[Data excerpts]

*****

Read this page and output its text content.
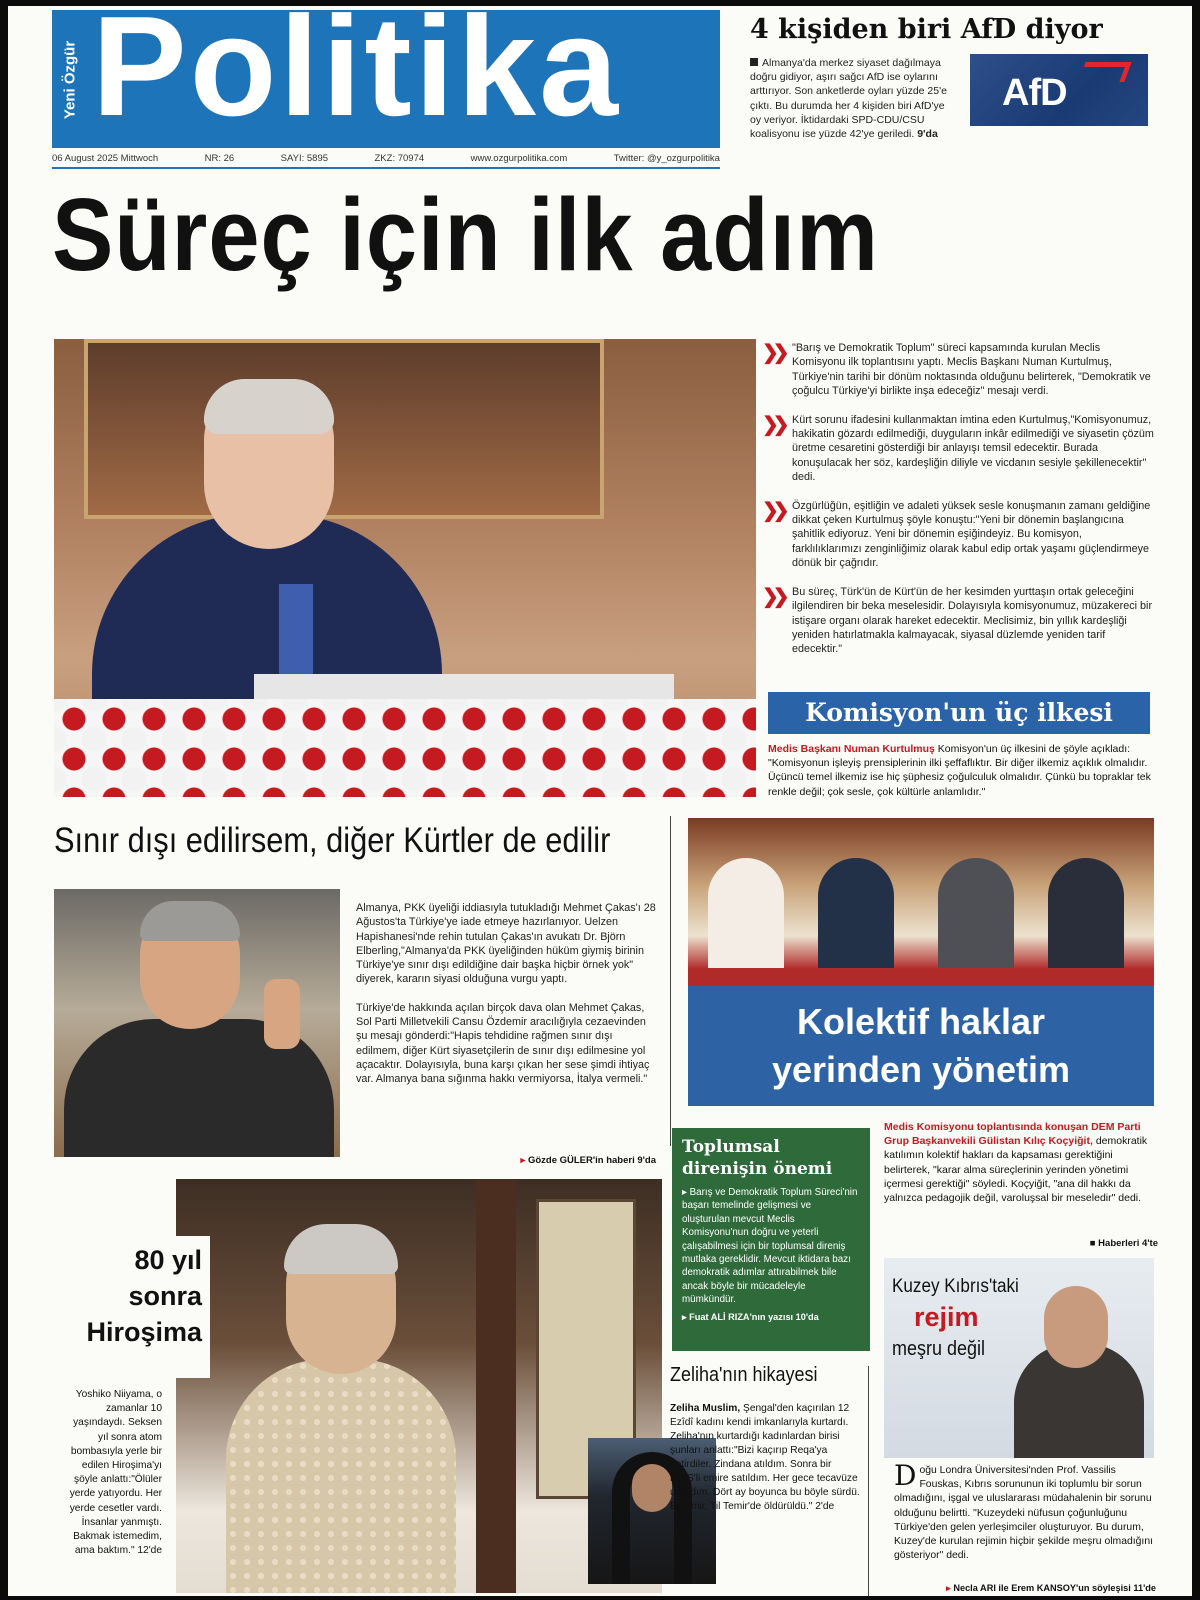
Yeni Özgür Politika
06 August 2025 Mittwoch	NR: 26	SAYI: 5895	ZKZ: 70974	www.ozgurpolitika.com	Twitter: @y_ozgurpolitika
4 kişiden biri AfD diyor
Almanya'da merkez siyaset dağılmaya doğru gidiyor, aşırı sağcı AfD ise oylarını arttırıyor. Son anketlerde oyları yüzde 25'e çıktı. Bu durumda her 4 kişiden biri AfD'ye oy veriyor. İktidardaki SPD-CDU/CSU koalisyonu ise yüzde 42'ye geriledi. 9'da
AfD
Süreç için ilk adım
❯❯ "Barış ve Demokratik Toplum" süreci kapsamında kurulan Meclis Komisyonu ilk toplantısını yaptı. Meclis Başkanı Numan Kurtulmuş, Türkiye'nin tarihi bir dönüm noktasında olduğunu belirterek, "Demokratik ve çoğulcu Türkiye'yi birlikte inşa edeceğiz" mesajı verdi.
❯❯ Kürt sorunu ifadesini kullanmaktan imtina eden Kurtulmuş,"Komisyonumuz, hakikatin gözardı edilmediği, duyguların inkâr edilmediği ve siyasetin çözüm üretme cesaretini gösterdiği bir anlayışı temsil edecektir. Burada konuşulacak her söz, kardeşliğin diliyle ve vicdanın sesiyle şekillenecektir" dedi.
❯❯ Özgürlüğün, eşitliğin ve adaleti yüksek sesle konuşmanın zamanı geldiğine dikkat çeken Kurtulmuş şöyle konuştu:"Yeni bir dönemin başlangıcına şahitlik ediyoruz. Yeni bir dönemin eşiğindeyiz. Bu komisyon, farklılıklarımızı zenginliğimiz olarak kabul edip ortak yaşamı güçlendirmeye dönük bir çağrıdır.
❯❯ Bu süreç, Türk'ün de Kürt'ün de her kesimden yurttaşın ortak geleceğini ilgilendiren bir beka meselesidir. Dolayısıyla komisyonumuz, müzakereci bir istişare organı olarak hareket edecektir. Meclisimiz, bin yıllık kardeşliği yeniden hatırlatmakla kalmayacak, siyasal düzlemde yeniden tarif edecektir."
Komisyon'un üç ilkesi
Medis Başkanı Numan Kurtulmuş Komisyon'un üç ilkesini de şöyle açıkladı: "Komisyonun işleyiş prensiplerinin ilki şeffaflıktır. Bir diğer ilkemiz açıklık olmalıdır. Üçüncü temel ilkemiz ise hiç şüphesiz çoğulculuk olmalıdır. Çünkü bu topraklar tek renkle değil; çok sesle, çok kültürle anlamlıdır."
Sınır dışı edilirsem, diğer Kürtler de edilir

Almanya, PKK üyeliği iddiasıyla tutukladığı Mehmet Çakas'ı 28 Ağustos'ta Türkiye'ye iade etmeye hazırlanıyor. Uelzen Hapishanesi'nde rehin tutulan Çakas'ın avukatı Dr. Björn Elberling,"Almanya'da PKK üyeliğinden hüküm giymiş birinin Türkiye'ye sınır dışı edildiğine dair başka hiçbir örnek yok" diyerek, kararın siyasi olduğuna vurgu yaptı.

Türkiye'de hakkında açılan birçok dava olan Mehmet Çakas, Sol Parti Milletvekili Cansu Özdemir aracılığıyla cezaevinden şu mesajı gönderdi:"Hapis tehdidine rağmen sınır dışı edilmem, diğer Kürt siyasetçilerin de sınır dışı edilmesine yol açacaktır. Dolayısıyla, buna karşı çıkan her sese şimdi ihtiyaç var. Almanya bana sığınma hakkı vermiyorsa, İtalya vermeli."

▸ Gözde GÜLER'in haberi 9'da
Kolektif haklar
yerinden yönetim
Toplumsal direnişin önemi
▸ Barış ve Demokratik Toplum Süreci'nin başarı temelinde gelişmesi ve oluşturulan mevcut Meclis Komisyonu'nun doğru ve yeterli çalışabilmesi için bir toplumsal direniş mutlaka gereklidir. Mevcut iktidara bazı demokratik adımlar attırabilmek bile ancak böyle bir mücadeleyle mümkündür.
▸ Fuat ALİ RIZA'nın yazısı 10'da
Medis Komisyonu toplantısında konuşan DEM Parti Grup Başkanvekili Gülistan Kılıç Koçyiğit, demokratik katılımın kolektif hakları da kapsaması gerektiğini belirterek, "karar alma süreçlerinin yerinden yönetimi içermesi gerektiği" söyledi. Koçyiğit, "ana dil hakkı da yalnızca pedagojik değil, varoluşsal bir meseledir" dedi.
■ Haberleri 4'te
80 yıl
sonra
Hiroşima
Yoshiko Niiyama, o zamanlar 10 yaşındaydı. Seksen yıl sonra atom bombasıyla yerle bir edilen Hiroşima'yı şöyle anlattı:"Ölüler yerde yatıyordu. Her yerde cesetler vardı. İnsanlar yanmıştı. Bakmak istemedim, ama baktım." 12'de
Zeliha'nın hikayesi
Zeliha Muslim, Şengal'den kaçırılan 12 Ezîdî kadını kendi imkanlarıyla kurtardı. Zeliha'nın kurtardığı kadınlardan birisi şunları anlattı:"Bizi kaçırıp Reqa'ya getirdiler. Zindana atıldım. Sonra bir DAİŞ'li emire satıldım. Her gece tecavüze uğradım. Dört ay boyunca bu böyle sürdü. Bu emir, Til Temir'de öldürüldü." 2'de
Kuzey Kıbrıs'taki
rejim
meşru değil
Doğu Londra Üniversitesi'nden Prof. Vassilis Fouskas, Kıbrıs sorununun iki toplumlu bir sorun olmadığını, işgal ve uluslararası müdahalenin bir sorunu olduğunu belirtti. "Kuzeydeki nüfusun çoğunluğunu Türkiye'den gelen yerleşimciler oluşturuyor. Bu durum, Kuzey'de kurulan rejimin hiçbir şekilde meşru olmadığını gösteriyor" dedi.
▸ Necla ARI ile Erem KANSOY'un söyleşisi 11'de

*****

* What is being asked
Return all lines with the word "Dolayısıyla" in them.

* Solution to the exercise
❯❯ Bu süreç, Türk'ün de Kürt'ün de her kesimden yurttaşın ortak geleceğini ilgilendiren bir beka meselesidir. Dolayısıyla komisyonumuz, müzakereci bir istişare organı olarak hareket edecektir. Meclisimiz, bin yıllık kardeşliği yeniden hatırlatmakla kalmayacak, siyasal düzlemde yeniden tarif edecektir."
Türkiye'de hakkında açılan birçok dava olan Mehmet Çakas, Sol Parti Milletvekili Cansu Özdemir aracılığıyla cezaevinden şu mesajı gönderdi:"Hapis tehdidine rağmen sınır dışı edilmem, diğer Kürt siyasetçilerin de sınır dışı edilmesine yol açacaktır. Dolayısıyla, buna karşı çıkan her sese şimdi ihtiyaç var. Almanya bana sığınma hakkı vermiyorsa, İtalya vermeli."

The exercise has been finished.